• **Data records**:
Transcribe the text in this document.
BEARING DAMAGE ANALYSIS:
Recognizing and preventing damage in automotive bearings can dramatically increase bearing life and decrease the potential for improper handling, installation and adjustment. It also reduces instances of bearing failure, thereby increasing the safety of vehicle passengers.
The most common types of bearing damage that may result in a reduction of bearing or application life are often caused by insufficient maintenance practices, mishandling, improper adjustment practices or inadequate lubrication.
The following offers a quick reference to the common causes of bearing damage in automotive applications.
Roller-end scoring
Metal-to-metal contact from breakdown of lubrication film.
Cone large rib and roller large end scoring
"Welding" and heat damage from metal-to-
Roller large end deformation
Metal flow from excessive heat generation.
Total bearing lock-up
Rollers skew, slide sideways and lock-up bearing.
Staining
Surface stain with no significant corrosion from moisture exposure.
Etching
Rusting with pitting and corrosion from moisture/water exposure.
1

==

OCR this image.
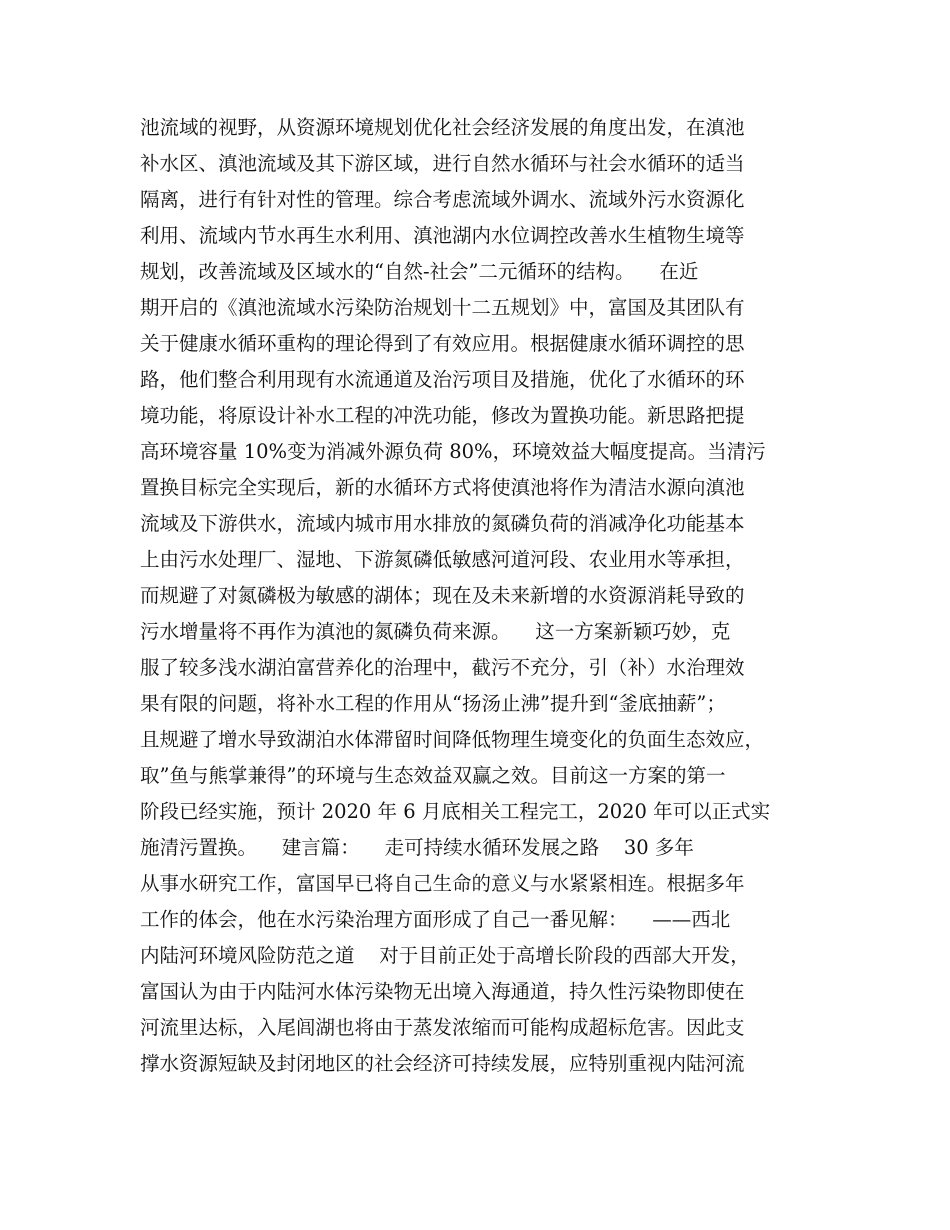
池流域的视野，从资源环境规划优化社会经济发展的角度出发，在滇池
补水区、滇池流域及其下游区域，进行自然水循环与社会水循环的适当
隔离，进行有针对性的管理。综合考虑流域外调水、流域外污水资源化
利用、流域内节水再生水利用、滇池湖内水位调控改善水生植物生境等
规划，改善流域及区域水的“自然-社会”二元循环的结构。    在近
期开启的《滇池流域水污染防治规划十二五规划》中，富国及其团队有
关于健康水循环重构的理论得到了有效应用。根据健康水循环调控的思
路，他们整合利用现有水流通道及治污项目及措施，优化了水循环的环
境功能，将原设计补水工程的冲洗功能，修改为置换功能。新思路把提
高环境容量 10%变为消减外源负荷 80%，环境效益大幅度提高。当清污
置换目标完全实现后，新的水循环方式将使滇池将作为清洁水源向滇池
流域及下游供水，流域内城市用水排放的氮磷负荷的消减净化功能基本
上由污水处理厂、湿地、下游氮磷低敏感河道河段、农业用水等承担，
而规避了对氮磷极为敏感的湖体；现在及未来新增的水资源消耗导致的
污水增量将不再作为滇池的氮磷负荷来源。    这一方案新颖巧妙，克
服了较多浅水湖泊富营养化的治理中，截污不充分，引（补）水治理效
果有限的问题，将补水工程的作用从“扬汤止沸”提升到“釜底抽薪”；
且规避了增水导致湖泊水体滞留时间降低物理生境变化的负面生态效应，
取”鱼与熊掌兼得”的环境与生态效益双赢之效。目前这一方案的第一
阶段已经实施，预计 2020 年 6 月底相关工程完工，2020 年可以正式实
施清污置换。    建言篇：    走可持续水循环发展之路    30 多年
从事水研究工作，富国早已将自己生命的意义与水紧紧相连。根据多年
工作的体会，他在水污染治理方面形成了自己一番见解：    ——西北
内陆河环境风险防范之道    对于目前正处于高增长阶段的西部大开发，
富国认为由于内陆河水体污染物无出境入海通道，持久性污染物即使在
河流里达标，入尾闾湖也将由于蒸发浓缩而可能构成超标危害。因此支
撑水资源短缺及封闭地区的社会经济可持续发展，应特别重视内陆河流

• **Exercise aim**:
Filter the data for the string "exposure" and copy every line that has it.

• **The output**:
Surface stain with no significant corrosion from moisture exposure.
Rusting with pitting and corrosion from moisture/water exposure.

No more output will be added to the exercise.